◆ Required work ◆
Filter the listing below, copying every line in which the word "subtitle" appears.

◆ Input records ◆
---
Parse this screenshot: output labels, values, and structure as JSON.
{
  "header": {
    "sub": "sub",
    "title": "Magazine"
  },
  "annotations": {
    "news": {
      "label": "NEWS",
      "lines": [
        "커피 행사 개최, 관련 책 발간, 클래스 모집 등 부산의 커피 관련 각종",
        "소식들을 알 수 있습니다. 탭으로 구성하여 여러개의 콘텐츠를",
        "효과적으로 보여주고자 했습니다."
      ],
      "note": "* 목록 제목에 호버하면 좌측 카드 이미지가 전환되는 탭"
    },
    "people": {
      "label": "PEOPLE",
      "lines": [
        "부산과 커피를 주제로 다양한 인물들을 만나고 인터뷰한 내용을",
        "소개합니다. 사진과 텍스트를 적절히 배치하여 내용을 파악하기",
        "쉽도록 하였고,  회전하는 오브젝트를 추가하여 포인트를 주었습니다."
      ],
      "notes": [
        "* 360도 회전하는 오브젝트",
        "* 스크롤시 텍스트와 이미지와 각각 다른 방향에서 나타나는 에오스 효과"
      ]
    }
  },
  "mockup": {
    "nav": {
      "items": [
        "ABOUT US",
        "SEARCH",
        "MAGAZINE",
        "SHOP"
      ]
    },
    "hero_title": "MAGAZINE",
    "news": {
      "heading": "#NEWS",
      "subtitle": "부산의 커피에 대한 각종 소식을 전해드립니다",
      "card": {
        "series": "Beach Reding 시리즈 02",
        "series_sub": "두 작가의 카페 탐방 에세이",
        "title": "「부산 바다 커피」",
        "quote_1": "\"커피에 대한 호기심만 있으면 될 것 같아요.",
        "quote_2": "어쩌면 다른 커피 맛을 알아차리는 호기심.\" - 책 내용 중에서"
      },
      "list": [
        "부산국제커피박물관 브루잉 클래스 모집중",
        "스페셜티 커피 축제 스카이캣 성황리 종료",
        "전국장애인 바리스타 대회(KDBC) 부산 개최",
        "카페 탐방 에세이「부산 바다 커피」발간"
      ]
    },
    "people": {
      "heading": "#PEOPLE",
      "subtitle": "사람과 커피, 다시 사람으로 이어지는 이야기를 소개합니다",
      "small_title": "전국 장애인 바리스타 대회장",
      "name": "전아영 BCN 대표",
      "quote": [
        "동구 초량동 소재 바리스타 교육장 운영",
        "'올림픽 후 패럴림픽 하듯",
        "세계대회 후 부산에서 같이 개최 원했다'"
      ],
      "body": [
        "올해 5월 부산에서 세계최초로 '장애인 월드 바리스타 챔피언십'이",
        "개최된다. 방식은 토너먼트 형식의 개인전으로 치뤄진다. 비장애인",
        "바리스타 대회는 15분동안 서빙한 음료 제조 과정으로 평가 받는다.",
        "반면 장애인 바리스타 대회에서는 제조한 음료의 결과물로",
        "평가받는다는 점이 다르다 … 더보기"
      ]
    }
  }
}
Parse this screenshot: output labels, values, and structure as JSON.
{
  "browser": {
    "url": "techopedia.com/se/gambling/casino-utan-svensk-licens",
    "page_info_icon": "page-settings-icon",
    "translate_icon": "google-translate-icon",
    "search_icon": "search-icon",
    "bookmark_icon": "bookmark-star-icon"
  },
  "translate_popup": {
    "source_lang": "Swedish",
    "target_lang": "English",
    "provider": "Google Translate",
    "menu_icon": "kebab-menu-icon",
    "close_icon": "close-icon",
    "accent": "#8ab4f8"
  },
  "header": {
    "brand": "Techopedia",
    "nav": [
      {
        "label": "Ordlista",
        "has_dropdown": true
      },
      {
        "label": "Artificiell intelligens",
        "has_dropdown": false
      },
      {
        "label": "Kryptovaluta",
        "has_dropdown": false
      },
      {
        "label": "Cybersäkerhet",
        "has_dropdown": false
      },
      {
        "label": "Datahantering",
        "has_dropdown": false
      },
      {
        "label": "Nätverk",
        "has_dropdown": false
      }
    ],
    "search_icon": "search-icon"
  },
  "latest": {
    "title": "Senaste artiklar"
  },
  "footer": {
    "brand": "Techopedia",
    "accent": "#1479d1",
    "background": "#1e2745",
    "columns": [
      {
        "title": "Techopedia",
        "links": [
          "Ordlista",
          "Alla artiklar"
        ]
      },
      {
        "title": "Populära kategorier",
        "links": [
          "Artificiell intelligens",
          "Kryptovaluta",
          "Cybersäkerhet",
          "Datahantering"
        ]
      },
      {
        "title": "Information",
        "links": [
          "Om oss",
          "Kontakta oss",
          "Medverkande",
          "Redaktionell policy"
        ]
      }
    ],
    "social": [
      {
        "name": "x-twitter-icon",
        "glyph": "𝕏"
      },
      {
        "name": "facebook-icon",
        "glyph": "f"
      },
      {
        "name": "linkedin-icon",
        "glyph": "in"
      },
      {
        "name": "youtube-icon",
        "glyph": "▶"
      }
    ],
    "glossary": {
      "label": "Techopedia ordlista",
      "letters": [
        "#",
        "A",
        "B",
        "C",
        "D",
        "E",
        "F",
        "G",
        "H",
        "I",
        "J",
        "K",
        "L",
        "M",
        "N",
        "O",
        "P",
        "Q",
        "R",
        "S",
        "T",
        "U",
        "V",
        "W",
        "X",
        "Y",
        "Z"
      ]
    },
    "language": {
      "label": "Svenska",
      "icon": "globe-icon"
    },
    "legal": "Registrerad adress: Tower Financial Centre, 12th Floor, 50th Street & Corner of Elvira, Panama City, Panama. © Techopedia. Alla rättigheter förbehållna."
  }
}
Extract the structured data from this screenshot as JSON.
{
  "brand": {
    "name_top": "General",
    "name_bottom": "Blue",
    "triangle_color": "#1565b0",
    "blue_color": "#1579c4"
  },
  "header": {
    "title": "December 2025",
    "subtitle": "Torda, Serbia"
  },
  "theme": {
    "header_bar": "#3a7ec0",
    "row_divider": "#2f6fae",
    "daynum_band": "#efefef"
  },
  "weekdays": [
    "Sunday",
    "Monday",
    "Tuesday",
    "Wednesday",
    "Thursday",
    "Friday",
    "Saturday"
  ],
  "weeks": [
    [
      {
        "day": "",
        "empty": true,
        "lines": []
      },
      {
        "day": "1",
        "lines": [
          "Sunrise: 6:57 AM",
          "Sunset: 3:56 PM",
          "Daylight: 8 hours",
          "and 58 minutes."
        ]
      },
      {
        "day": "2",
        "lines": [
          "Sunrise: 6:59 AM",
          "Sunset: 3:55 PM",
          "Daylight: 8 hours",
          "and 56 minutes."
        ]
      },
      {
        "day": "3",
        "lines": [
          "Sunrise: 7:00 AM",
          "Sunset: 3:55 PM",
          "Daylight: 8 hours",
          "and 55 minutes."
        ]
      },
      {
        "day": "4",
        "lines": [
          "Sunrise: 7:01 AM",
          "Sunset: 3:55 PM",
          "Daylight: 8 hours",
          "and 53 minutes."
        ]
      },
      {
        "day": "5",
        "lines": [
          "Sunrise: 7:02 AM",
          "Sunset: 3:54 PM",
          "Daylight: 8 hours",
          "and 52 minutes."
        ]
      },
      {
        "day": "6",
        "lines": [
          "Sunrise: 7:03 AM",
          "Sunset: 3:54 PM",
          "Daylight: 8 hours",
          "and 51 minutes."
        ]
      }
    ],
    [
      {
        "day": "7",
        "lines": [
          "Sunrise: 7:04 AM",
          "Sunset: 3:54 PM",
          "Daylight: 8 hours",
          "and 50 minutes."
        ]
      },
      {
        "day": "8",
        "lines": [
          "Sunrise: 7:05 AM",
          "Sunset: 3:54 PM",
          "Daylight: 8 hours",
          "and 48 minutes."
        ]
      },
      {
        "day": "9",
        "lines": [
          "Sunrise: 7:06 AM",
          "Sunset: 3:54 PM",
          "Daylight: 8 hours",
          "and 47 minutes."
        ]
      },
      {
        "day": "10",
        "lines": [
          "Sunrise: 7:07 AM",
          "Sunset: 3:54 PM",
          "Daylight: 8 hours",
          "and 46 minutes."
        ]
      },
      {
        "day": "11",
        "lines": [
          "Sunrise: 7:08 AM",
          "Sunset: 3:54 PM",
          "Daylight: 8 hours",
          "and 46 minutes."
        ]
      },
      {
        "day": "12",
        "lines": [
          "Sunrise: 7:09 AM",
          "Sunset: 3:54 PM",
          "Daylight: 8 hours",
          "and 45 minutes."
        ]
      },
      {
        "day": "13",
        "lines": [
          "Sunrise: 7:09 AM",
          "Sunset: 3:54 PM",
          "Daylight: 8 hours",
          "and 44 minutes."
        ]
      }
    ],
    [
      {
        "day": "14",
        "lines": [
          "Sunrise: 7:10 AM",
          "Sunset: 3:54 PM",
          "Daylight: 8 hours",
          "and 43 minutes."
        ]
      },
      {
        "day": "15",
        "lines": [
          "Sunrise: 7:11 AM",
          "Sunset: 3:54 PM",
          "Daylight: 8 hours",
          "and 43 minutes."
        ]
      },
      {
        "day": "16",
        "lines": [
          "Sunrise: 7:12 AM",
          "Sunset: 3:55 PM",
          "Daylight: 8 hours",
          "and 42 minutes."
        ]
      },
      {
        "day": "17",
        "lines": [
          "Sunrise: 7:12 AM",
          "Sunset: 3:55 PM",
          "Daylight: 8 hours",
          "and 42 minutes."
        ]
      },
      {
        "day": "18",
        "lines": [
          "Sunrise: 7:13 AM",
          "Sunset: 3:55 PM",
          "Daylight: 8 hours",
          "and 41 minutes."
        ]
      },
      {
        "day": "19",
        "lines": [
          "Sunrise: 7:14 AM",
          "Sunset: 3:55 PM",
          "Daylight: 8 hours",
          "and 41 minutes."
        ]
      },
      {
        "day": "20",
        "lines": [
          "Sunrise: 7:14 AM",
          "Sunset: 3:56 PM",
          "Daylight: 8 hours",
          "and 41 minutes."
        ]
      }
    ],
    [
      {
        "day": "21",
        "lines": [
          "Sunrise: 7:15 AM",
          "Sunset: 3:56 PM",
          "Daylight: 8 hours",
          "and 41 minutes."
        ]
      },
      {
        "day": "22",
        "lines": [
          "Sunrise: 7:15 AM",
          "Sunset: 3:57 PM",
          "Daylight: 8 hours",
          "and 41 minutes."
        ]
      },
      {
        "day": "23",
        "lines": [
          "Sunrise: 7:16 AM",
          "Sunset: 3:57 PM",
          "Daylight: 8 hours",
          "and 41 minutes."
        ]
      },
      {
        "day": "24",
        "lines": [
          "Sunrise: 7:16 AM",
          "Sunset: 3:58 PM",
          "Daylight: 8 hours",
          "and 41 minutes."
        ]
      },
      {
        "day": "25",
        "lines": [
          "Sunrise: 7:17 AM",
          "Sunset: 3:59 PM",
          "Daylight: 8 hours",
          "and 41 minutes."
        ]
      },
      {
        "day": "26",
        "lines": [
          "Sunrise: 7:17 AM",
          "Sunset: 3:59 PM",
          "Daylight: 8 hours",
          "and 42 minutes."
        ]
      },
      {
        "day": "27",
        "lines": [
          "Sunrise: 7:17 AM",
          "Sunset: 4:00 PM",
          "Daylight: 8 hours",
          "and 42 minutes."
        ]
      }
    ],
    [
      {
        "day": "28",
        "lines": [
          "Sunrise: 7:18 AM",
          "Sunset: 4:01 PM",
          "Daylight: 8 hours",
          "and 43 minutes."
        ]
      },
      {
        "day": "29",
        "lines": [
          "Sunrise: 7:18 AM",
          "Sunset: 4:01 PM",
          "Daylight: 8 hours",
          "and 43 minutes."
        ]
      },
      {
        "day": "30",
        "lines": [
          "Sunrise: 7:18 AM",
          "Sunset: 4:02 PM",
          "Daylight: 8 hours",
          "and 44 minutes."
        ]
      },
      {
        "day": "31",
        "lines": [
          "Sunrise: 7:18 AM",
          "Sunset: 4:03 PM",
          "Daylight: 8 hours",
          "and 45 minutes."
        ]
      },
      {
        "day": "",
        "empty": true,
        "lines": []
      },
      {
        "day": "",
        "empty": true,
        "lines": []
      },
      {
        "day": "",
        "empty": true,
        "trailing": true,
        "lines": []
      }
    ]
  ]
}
---
◆ Written response ◆
      "subtitle": "부산의 커피에 대한 각종 소식을 전해드립니다",
      "subtitle": "사람과 커피, 다시 사람으로 이어지는 이야기를 소개합니다",
    "subtitle": "Torda, Serbia"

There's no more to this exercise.